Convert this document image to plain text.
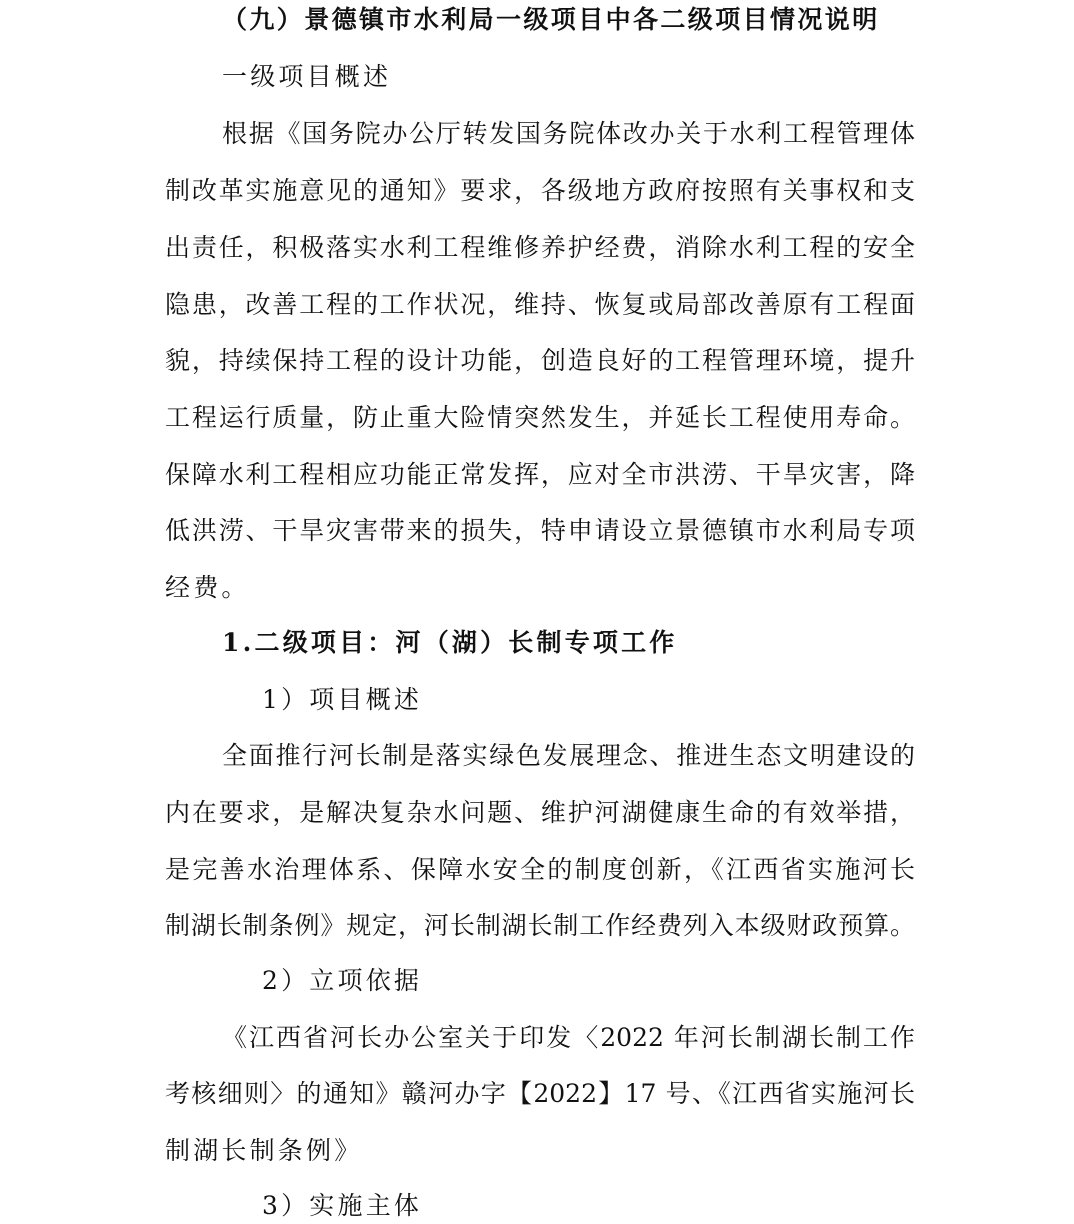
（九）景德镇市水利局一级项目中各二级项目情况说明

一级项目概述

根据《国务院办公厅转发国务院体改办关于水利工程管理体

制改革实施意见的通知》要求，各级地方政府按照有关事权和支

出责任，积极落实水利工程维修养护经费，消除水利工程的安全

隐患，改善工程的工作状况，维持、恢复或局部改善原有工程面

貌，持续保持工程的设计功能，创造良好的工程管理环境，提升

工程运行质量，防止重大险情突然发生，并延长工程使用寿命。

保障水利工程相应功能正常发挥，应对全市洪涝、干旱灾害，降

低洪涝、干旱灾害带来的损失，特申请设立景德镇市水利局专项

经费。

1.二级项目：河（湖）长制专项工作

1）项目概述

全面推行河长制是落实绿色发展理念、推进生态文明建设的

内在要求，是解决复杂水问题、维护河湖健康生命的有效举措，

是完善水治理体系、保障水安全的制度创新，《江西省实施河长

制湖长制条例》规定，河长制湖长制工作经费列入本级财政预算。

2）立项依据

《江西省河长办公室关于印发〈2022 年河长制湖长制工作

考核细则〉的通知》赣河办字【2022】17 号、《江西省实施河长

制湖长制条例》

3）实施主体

+--

Report each line of the material above where the word "江西省实施河长" appears.

是完善水治理体系、保障水安全的制度创新，《江西省实施河长
考核细则〉的通知》赣河办字【2022】17 号、《江西省实施河长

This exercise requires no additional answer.